*SHORT TASK:*
Output the lines that follow exactly as they are.

++++ MATERIALS PROVIDED

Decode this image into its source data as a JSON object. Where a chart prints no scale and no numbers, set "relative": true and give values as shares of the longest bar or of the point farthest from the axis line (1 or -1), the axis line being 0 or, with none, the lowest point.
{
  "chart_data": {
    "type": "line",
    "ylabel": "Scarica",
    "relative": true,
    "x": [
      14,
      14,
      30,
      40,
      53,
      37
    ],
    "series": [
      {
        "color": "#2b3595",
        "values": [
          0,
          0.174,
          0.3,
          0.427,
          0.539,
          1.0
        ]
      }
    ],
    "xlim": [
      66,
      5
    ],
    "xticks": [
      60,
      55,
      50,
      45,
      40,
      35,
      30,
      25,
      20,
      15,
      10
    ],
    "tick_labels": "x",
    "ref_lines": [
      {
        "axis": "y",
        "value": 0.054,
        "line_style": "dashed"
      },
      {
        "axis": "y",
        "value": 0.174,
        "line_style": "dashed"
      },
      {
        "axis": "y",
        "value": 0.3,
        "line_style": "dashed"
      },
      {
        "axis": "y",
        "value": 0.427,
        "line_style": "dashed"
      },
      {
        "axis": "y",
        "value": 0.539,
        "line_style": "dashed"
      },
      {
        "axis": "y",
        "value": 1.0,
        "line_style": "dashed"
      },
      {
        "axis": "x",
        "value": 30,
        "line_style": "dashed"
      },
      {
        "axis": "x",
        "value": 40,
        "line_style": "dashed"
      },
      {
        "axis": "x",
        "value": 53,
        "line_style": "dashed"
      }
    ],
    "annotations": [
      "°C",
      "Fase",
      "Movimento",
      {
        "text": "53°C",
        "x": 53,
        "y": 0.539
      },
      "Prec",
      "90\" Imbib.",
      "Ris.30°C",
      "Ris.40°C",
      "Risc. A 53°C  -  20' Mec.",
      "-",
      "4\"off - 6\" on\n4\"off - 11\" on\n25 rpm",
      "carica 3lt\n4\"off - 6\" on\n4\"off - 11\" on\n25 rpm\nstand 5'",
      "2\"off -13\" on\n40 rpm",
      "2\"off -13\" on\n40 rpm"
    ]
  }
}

++++++++

*FINISHED TASK:*
Decode this image into its source data as a JSON object. Where a chart prints no scale and no numbers, set "relative": true and give values as shares of the longest bar or of the point farthest from the axis line (1 or -1), the axis line being 0 or, with none, the lowest point.
{
  "chart_data": {
    "type": "line",
    "ylabel": "Scarica",
    "relative": true,
    "x": [
      14,
      14,
      30,
      40,
      53,
      37
    ],
    "series": [
      {
        "color": "#2b3595",
        "values": [
          0,
          0.174,
          0.3,
          0.427,
          0.539,
          1.0
        ]
      }
    ],
    "xlim": [
      66,
      5
    ],
    "xticks": [
      60,
      55,
      50,
      45,
      40,
      35,
      30,
      25,
      20,
      15,
      10
    ],
    "tick_labels": "x",
    "ref_lines": [
      {
        "axis": "y",
        "value": 0.054,
        "line_style": "dashed"
      },
      {
        "axis": "y",
        "value": 0.174,
        "line_style": "dashed"
      },
      {
        "axis": "y",
        "value": 0.3,
        "line_style": "dashed"
      },
      {
        "axis": "y",
        "value": 0.427,
        "line_style": "dashed"
      },
      {
        "axis": "y",
        "value": 0.539,
        "line_style": "dashed"
      },
      {
        "axis": "y",
        "value": 1.0,
        "line_style": "dashed"
      },
      {
        "axis": "x",
        "value": 30,
        "line_style": "dashed"
      },
      {
        "axis": "x",
        "value": 40,
        "line_style": "dashed"
      },
      {
        "axis": "x",
        "value": 53,
        "line_style": "dashed"
      }
    ],
    "annotations": [
      "°C",
      "Fase",
      "Movimento",
      {
        "text": "53°C",
        "x": 53,
        "y": 0.539
      },
      "Prec",
      "90\" Imbib.",
      "Ris.30°C",
      "Ris.40°C",
      "Risc. A 53°C  -  20' Mec.",
      "-",
      "4\"off - 6\" on\n4\"off - 11\" on\n25 rpm",
      "carica 3lt\n4\"off - 6\" on\n4\"off - 11\" on\n25 rpm\nstand 5'",
      "2\"off -13\" on\n40 rpm",
      "2\"off -13\" on\n40 rpm"
    ]
  }
}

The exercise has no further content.